Every line of the listing must be reproduced as it stands. Leave the images behind.
==================================================
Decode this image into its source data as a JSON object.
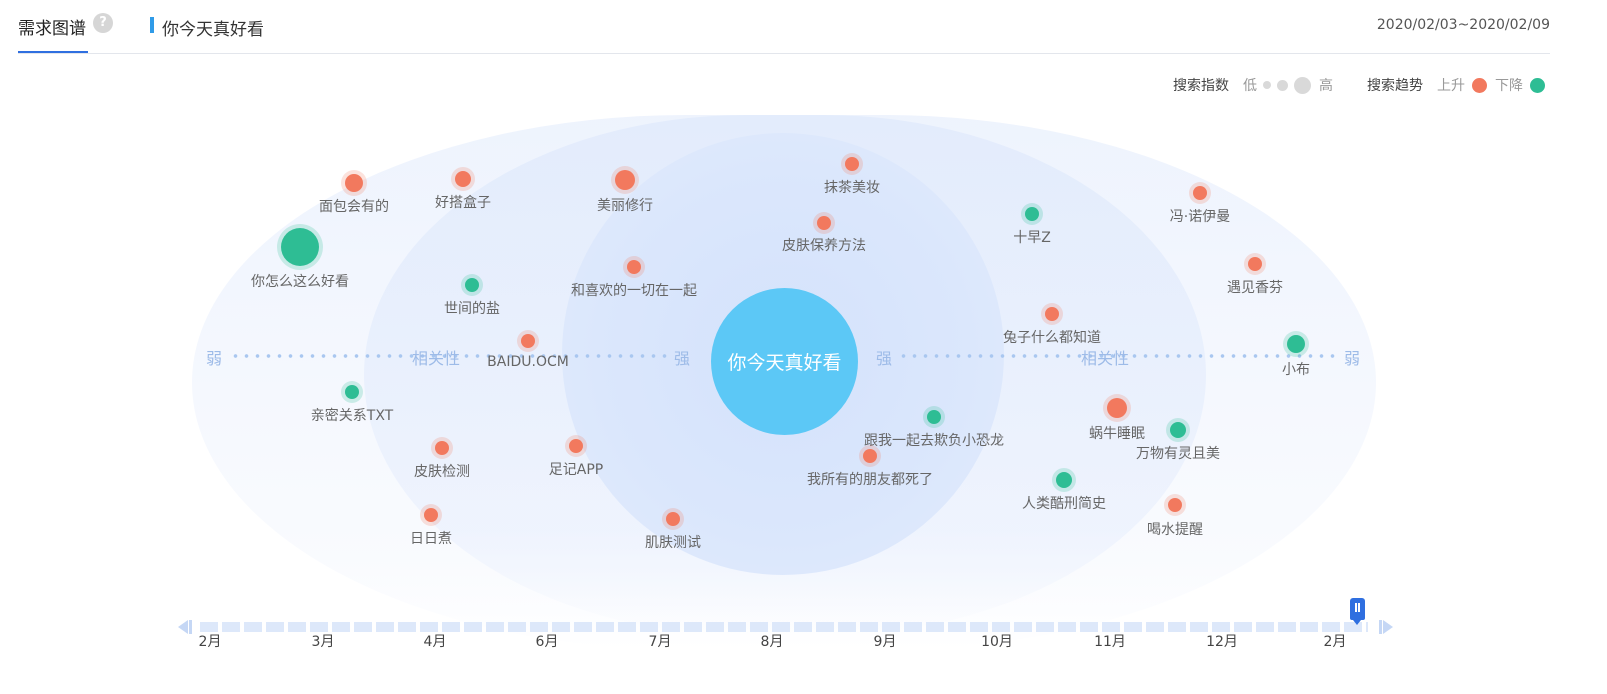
{
  "header": {
    "tab_label": "需求图谱",
    "help_icon": "?",
    "keyword": "你今天真好看",
    "date_range": "2020/02/03~2020/02/09"
  },
  "legend": {
    "index_label": "搜索指数",
    "low": "低",
    "high": "高",
    "trend_label": "搜索趋势",
    "up": "上升",
    "down": "下降",
    "colors": {
      "up": "#f2795e",
      "down": "#2ebd94"
    }
  },
  "axis": {
    "weak": "弱",
    "relevance": "相关性",
    "strong": "强"
  },
  "center": {
    "label": "你今天真好看",
    "color": "#5cc8f6"
  },
  "nodes": [
    {
      "label": "面包会有的",
      "trend": "up"
    },
    {
      "label": "好搭盒子",
      "trend": "up"
    },
    {
      "label": "美丽修行",
      "trend": "up"
    },
    {
      "label": "抹茶美妆",
      "trend": "up"
    },
    {
      "label": "皮肤保养方法",
      "trend": "up"
    },
    {
      "label": "十早Z",
      "trend": "down"
    },
    {
      "label": "冯·诺伊曼",
      "trend": "up"
    },
    {
      "label": "你怎么这么好看",
      "trend": "down"
    },
    {
      "label": "遇见香芬",
      "trend": "up"
    },
    {
      "label": "世间的盐",
      "trend": "down"
    },
    {
      "label": "和喜欢的一切在一起",
      "trend": "up"
    },
    {
      "label": "兔子什么都知道",
      "trend": "up"
    },
    {
      "label": "BAIDU.OCM",
      "trend": "up"
    },
    {
      "label": "小布",
      "trend": "down"
    },
    {
      "label": "亲密关系TXT",
      "trend": "down"
    },
    {
      "label": "蜗牛睡眠",
      "trend": "up"
    },
    {
      "label": "跟我一起去欺负小恐龙",
      "trend": "down"
    },
    {
      "label": "万物有灵且美",
      "trend": "down"
    },
    {
      "label": "皮肤检测",
      "trend": "up"
    },
    {
      "label": "足记APP",
      "trend": "up"
    },
    {
      "label": "我所有的朋友都死了",
      "trend": "up"
    },
    {
      "label": "人类酷刑简史",
      "trend": "down"
    },
    {
      "label": "喝水提醒",
      "trend": "up"
    },
    {
      "label": "日日煮",
      "trend": "up"
    },
    {
      "label": "肌肤测试",
      "trend": "up"
    }
  ],
  "timeline": {
    "months": [
      "2月",
      "3月",
      "4月",
      "6月",
      "7月",
      "8月",
      "9月",
      "10月",
      "11月",
      "12月",
      "2月"
    ]
  }
}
==================================================
- FINAL RESULT -
Decode this image into its source data as a JSON object.
{
  "header": {
    "tab_label": "需求图谱",
    "help_icon": "?",
    "keyword": "你今天真好看",
    "date_range": "2020/02/03~2020/02/09"
  },
  "legend": {
    "index_label": "搜索指数",
    "low": "低",
    "high": "高",
    "trend_label": "搜索趋势",
    "up": "上升",
    "down": "下降",
    "colors": {
      "up": "#f2795e",
      "down": "#2ebd94"
    }
  },
  "axis": {
    "weak": "弱",
    "relevance": "相关性",
    "strong": "强"
  },
  "center": {
    "label": "你今天真好看",
    "color": "#5cc8f6"
  },
  "nodes": [
    {
      "label": "面包会有的",
      "trend": "up"
    },
    {
      "label": "好搭盒子",
      "trend": "up"
    },
    {
      "label": "美丽修行",
      "trend": "up"
    },
    {
      "label": "抹茶美妆",
      "trend": "up"
    },
    {
      "label": "皮肤保养方法",
      "trend": "up"
    },
    {
      "label": "十早Z",
      "trend": "down"
    },
    {
      "label": "冯·诺伊曼",
      "trend": "up"
    },
    {
      "label": "你怎么这么好看",
      "trend": "down"
    },
    {
      "label": "遇见香芬",
      "trend": "up"
    },
    {
      "label": "世间的盐",
      "trend": "down"
    },
    {
      "label": "和喜欢的一切在一起",
      "trend": "up"
    },
    {
      "label": "兔子什么都知道",
      "trend": "up"
    },
    {
      "label": "BAIDU.OCM",
      "trend": "up"
    },
    {
      "label": "小布",
      "trend": "down"
    },
    {
      "label": "亲密关系TXT",
      "trend": "down"
    },
    {
      "label": "蜗牛睡眠",
      "trend": "up"
    },
    {
      "label": "跟我一起去欺负小恐龙",
      "trend": "down"
    },
    {
      "label": "万物有灵且美",
      "trend": "down"
    },
    {
      "label": "皮肤检测",
      "trend": "up"
    },
    {
      "label": "足记APP",
      "trend": "up"
    },
    {
      "label": "我所有的朋友都死了",
      "trend": "up"
    },
    {
      "label": "人类酷刑简史",
      "trend": "down"
    },
    {
      "label": "喝水提醒",
      "trend": "up"
    },
    {
      "label": "日日煮",
      "trend": "up"
    },
    {
      "label": "肌肤测试",
      "trend": "up"
    }
  ],
  "timeline": {
    "months": [
      "2月",
      "3月",
      "4月",
      "6月",
      "7月",
      "8月",
      "9月",
      "10月",
      "11月",
      "12月",
      "2月"
    ]
  }
}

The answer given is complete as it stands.